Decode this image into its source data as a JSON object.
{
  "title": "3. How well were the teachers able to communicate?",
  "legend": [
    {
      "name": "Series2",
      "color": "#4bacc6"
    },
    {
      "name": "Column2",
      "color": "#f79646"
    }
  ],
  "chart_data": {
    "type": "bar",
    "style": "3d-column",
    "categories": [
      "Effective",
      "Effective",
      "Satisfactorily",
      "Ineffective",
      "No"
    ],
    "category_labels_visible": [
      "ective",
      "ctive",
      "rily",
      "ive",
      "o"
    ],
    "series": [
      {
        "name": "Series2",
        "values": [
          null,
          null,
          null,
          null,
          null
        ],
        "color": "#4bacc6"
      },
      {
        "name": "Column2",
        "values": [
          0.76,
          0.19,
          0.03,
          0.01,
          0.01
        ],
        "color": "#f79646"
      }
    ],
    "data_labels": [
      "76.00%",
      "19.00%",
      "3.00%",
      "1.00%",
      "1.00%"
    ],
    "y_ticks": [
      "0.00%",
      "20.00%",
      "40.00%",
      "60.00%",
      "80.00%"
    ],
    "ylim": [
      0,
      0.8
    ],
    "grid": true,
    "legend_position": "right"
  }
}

◆ ◆ ◆ ◆ ◆ ◆ ◆

**Stated exercise**
Write each line above out exactly.

**Full response**
Decode this image into its source data as a JSON object.
{
  "title": "3. How well were the teachers able to communicate?",
  "legend": [
    {
      "name": "Series2",
      "color": "#4bacc6"
    },
    {
      "name": "Column2",
      "color": "#f79646"
    }
  ],
  "chart_data": {
    "type": "bar",
    "style": "3d-column",
    "categories": [
      "Effective",
      "Effective",
      "Satisfactorily",
      "Ineffective",
      "No"
    ],
    "category_labels_visible": [
      "ective",
      "ctive",
      "rily",
      "ive",
      "o"
    ],
    "series": [
      {
        "name": "Series2",
        "values": [
          null,
          null,
          null,
          null,
          null
        ],
        "color": "#4bacc6"
      },
      {
        "name": "Column2",
        "values": [
          0.76,
          0.19,
          0.03,
          0.01,
          0.01
        ],
        "color": "#f79646"
      }
    ],
    "data_labels": [
      "76.00%",
      "19.00%",
      "3.00%",
      "1.00%",
      "1.00%"
    ],
    "y_ticks": [
      "0.00%",
      "20.00%",
      "40.00%",
      "60.00%",
      "80.00%"
    ],
    "ylim": [
      0,
      0.8
    ],
    "grid": true,
    "legend_position": "right"
  }
}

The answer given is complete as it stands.